** start Stored records **

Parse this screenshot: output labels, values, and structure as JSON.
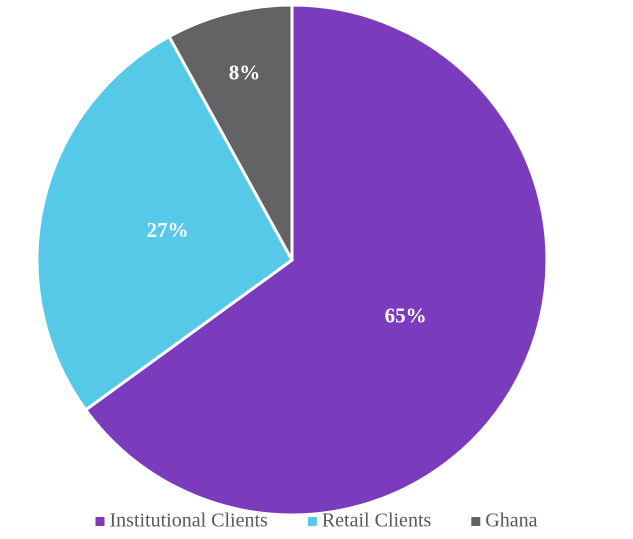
{
  "chart_data": {
    "type": "pie",
    "categories": [
      "Institutional Clients",
      "Retail Clients",
      "Ghana"
    ],
    "values": [
      65,
      27,
      8
    ],
    "value_labels": [
      "65%",
      "27%",
      "8%"
    ],
    "colors": [
      "#7a3bbd",
      "#56c8e8",
      "#636366"
    ],
    "legend": "bottom"
  }
}
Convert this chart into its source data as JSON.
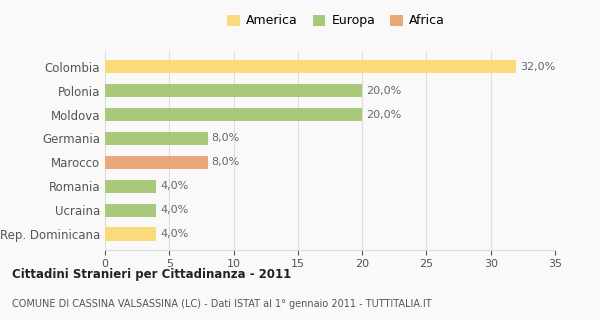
{
  "title1": "Cittadini Stranieri per Cittadinanza - 2011",
  "title2": "COMUNE DI CASSINA VALSASSINA (LC) - Dati ISTAT al 1° gennaio 2011 - TUTTITALIA.IT",
  "categories": [
    "Rep. Dominicana",
    "Ucraina",
    "Romania",
    "Marocco",
    "Germania",
    "Moldova",
    "Polonia",
    "Colombia"
  ],
  "values": [
    4.0,
    4.0,
    4.0,
    8.0,
    8.0,
    20.0,
    20.0,
    32.0
  ],
  "colors": [
    "#FADA7A",
    "#A8C87A",
    "#A8C87A",
    "#E8A87A",
    "#A8C87A",
    "#A8C87A",
    "#A8C87A",
    "#FADA7A"
  ],
  "legend_items": [
    {
      "label": "America",
      "color": "#FADA7A"
    },
    {
      "label": "Europa",
      "color": "#A8C87A"
    },
    {
      "label": "Africa",
      "color": "#E8A87A"
    }
  ],
  "xlim": [
    0,
    35
  ],
  "xticks": [
    0,
    5,
    10,
    15,
    20,
    25,
    30,
    35
  ],
  "bar_height": 0.55,
  "background_color": "#f9f9f9",
  "grid_color": "#dddddd",
  "label_color": "#555555",
  "value_color": "#666666"
}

** end Stored records **

▶ **Written instruction**:
All of the entries above should be duplicated exactly, except for the pictures.

▶ **Complete response**:
Parse this screenshot: output labels, values, and structure as JSON.
{
  "chart_data": {
    "type": "pie",
    "categories": [
      "Institutional Clients",
      "Retail Clients",
      "Ghana"
    ],
    "values": [
      65,
      27,
      8
    ],
    "value_labels": [
      "65%",
      "27%",
      "8%"
    ],
    "colors": [
      "#7a3bbd",
      "#56c8e8",
      "#636366"
    ],
    "legend": "bottom"
  }
}
Convert this chart into its source data as JSON.
{
  "title1": "Cittadini Stranieri per Cittadinanza - 2011",
  "title2": "COMUNE DI CASSINA VALSASSINA (LC) - Dati ISTAT al 1° gennaio 2011 - TUTTITALIA.IT",
  "categories": [
    "Rep. Dominicana",
    "Ucraina",
    "Romania",
    "Marocco",
    "Germania",
    "Moldova",
    "Polonia",
    "Colombia"
  ],
  "values": [
    4.0,
    4.0,
    4.0,
    8.0,
    8.0,
    20.0,
    20.0,
    32.0
  ],
  "colors": [
    "#FADA7A",
    "#A8C87A",
    "#A8C87A",
    "#E8A87A",
    "#A8C87A",
    "#A8C87A",
    "#A8C87A",
    "#FADA7A"
  ],
  "legend_items": [
    {
      "label": "America",
      "color": "#FADA7A"
    },
    {
      "label": "Europa",
      "color": "#A8C87A"
    },
    {
      "label": "Africa",
      "color": "#E8A87A"
    }
  ],
  "xlim": [
    0,
    35
  ],
  "xticks": [
    0,
    5,
    10,
    15,
    20,
    25,
    30,
    35
  ],
  "bar_height": 0.55,
  "background_color": "#f9f9f9",
  "grid_color": "#dddddd",
  "label_color": "#555555",
  "value_color": "#666666"
}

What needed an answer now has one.